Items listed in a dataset

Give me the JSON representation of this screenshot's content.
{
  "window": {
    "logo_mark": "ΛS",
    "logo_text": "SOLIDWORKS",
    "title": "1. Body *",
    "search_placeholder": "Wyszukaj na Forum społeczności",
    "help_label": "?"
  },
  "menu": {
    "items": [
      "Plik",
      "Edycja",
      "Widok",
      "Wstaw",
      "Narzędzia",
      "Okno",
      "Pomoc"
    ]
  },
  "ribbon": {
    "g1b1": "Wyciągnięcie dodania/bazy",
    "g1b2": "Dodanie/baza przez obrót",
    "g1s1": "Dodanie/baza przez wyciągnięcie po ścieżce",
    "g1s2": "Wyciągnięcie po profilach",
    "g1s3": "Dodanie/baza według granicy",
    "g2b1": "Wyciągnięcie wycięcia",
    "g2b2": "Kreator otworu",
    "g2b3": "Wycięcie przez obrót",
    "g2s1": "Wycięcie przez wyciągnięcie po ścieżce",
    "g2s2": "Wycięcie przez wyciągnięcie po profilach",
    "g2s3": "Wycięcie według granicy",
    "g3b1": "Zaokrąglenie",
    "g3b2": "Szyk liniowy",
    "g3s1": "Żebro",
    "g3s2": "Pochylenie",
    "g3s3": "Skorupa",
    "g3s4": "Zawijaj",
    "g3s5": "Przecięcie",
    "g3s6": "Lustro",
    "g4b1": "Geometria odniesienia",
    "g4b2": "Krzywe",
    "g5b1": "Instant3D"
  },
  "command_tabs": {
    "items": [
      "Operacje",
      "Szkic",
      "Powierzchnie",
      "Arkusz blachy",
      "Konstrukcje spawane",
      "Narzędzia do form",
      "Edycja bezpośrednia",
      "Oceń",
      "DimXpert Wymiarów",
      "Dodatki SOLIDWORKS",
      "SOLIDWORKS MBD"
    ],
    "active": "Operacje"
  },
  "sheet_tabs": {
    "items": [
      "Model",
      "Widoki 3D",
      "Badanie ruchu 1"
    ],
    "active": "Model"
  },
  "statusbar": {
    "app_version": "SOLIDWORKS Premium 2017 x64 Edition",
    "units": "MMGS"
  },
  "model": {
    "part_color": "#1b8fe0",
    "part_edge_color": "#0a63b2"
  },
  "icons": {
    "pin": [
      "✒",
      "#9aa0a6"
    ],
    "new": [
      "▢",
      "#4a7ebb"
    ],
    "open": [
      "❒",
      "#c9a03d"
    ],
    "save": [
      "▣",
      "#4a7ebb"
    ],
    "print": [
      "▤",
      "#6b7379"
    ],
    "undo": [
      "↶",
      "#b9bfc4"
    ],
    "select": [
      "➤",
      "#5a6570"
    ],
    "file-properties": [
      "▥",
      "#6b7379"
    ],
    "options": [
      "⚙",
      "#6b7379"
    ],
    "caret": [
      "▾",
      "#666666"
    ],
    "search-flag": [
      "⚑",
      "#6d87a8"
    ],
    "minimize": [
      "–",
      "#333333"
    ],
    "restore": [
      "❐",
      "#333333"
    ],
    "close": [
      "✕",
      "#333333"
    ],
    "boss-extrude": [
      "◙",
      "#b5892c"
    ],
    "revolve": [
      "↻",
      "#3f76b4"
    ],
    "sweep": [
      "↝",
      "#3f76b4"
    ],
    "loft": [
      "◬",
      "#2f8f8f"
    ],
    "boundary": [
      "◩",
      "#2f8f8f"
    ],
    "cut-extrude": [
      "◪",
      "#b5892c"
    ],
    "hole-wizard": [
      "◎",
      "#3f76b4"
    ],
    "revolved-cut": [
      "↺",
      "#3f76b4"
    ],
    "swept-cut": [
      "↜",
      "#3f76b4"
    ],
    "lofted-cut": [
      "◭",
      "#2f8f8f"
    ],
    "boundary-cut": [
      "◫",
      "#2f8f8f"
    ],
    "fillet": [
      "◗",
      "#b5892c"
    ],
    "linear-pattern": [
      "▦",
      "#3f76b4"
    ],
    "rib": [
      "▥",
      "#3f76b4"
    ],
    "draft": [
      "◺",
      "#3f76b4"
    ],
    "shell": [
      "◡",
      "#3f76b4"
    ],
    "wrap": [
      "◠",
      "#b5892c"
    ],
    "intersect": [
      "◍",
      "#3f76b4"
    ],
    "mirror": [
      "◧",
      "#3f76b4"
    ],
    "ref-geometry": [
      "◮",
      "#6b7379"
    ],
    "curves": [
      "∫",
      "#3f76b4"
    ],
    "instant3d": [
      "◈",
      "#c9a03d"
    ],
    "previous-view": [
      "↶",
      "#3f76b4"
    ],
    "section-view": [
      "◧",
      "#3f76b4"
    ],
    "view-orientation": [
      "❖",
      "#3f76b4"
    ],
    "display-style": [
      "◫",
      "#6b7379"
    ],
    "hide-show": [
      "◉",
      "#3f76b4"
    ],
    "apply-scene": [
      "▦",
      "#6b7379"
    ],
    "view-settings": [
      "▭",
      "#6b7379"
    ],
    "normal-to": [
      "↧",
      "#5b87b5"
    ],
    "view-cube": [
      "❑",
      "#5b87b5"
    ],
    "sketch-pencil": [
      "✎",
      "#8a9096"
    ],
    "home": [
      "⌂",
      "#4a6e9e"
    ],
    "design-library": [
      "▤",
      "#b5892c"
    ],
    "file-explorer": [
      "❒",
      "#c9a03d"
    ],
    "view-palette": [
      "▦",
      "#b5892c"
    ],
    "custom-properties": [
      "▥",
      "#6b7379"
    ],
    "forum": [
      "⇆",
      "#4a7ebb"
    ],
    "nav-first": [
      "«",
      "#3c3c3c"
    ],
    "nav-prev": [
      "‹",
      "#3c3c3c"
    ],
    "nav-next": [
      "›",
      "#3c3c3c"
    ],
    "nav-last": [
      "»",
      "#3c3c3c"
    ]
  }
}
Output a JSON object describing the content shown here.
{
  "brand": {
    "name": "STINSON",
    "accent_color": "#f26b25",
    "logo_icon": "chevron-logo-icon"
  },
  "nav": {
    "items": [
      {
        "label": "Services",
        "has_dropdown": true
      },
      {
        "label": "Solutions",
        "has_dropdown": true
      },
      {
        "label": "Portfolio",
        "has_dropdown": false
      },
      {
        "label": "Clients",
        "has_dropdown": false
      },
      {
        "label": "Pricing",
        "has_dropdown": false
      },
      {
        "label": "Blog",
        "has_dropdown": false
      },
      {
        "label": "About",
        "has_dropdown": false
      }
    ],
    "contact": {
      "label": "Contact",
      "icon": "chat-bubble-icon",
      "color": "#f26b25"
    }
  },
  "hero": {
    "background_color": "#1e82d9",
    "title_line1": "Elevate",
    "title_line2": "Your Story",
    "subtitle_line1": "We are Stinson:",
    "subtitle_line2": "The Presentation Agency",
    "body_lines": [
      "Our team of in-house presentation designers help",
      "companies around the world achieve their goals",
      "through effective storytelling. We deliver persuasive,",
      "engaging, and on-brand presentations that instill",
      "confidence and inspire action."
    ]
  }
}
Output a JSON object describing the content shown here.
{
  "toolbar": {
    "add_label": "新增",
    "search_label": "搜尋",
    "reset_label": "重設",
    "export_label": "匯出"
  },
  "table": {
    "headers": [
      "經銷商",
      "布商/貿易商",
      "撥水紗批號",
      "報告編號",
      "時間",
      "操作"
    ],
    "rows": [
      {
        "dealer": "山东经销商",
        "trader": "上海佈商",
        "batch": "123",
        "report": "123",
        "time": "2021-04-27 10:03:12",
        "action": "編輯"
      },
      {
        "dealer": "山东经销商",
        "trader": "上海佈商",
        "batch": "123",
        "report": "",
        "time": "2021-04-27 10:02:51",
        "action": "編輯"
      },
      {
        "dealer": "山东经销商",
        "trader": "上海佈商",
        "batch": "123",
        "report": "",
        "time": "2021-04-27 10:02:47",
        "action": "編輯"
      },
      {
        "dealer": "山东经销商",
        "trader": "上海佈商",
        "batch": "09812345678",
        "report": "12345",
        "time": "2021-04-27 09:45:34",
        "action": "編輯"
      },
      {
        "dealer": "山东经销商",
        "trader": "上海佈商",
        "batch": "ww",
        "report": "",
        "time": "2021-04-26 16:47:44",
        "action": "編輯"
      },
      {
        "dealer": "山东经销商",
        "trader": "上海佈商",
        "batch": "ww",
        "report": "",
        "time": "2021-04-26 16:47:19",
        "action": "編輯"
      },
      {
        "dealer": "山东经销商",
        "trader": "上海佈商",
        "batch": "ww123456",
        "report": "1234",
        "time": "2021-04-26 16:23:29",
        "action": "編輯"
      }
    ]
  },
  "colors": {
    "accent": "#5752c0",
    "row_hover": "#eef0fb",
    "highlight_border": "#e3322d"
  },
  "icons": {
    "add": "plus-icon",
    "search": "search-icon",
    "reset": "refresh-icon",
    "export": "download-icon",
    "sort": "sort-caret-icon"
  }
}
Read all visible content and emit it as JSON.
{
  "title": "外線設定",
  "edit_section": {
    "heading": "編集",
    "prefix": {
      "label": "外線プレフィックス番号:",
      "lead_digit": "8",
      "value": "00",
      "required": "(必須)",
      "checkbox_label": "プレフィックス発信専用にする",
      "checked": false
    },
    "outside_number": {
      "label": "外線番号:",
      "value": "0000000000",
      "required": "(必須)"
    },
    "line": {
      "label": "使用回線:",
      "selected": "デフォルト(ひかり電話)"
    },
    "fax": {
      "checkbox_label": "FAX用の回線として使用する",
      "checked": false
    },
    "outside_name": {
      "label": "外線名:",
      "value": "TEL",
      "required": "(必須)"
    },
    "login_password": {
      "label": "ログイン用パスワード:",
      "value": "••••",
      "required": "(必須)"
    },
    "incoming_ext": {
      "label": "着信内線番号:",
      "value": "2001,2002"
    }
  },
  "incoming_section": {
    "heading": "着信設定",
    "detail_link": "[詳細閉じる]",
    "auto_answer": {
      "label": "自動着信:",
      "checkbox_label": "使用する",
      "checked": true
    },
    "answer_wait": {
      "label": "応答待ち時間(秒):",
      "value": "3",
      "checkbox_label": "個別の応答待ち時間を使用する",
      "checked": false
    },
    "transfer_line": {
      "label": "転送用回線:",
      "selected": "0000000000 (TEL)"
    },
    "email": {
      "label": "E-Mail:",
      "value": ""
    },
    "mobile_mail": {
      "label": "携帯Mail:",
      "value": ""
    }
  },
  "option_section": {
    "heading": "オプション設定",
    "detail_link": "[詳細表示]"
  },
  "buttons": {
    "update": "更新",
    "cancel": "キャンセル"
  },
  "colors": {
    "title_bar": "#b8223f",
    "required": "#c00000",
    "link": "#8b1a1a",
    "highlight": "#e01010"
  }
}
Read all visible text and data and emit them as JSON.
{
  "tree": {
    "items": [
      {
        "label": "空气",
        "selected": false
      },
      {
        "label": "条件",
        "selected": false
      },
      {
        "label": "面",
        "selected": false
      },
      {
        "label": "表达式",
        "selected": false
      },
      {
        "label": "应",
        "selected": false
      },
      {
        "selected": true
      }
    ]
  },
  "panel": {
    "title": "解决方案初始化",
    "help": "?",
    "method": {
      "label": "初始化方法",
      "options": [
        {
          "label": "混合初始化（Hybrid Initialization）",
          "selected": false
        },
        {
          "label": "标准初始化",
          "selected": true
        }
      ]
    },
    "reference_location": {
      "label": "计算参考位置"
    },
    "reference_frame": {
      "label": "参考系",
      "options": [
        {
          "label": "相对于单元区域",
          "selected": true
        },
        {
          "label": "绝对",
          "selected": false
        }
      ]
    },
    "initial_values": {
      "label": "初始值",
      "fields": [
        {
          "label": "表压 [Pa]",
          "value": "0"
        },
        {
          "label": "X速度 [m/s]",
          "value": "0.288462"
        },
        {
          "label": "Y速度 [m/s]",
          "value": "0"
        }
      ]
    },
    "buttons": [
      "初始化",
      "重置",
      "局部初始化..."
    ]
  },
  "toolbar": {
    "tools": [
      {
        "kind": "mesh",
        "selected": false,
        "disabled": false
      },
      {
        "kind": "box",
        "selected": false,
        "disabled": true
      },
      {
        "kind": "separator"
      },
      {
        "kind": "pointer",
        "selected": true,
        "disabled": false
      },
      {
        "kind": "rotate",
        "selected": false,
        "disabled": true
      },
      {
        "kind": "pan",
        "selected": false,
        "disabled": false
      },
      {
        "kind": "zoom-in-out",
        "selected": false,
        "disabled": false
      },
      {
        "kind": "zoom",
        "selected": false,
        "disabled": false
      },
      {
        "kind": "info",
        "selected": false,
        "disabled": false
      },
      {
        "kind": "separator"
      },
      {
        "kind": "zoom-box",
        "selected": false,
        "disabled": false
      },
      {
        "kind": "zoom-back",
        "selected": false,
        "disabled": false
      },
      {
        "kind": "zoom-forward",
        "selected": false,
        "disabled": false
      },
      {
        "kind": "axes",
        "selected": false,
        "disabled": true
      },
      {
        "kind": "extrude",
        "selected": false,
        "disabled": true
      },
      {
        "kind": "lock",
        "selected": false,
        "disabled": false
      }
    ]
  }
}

## [What to work on]
Choose all lines containing the string "JSON" and copy them out.

## [Expected answer]
Give me the JSON representation of this screenshot's content.
Output a JSON object describing the content shown here.
Output a JSON object describing the content shown here.
Read all visible content and emit it as JSON.
Read all visible text and data and emit them as JSON.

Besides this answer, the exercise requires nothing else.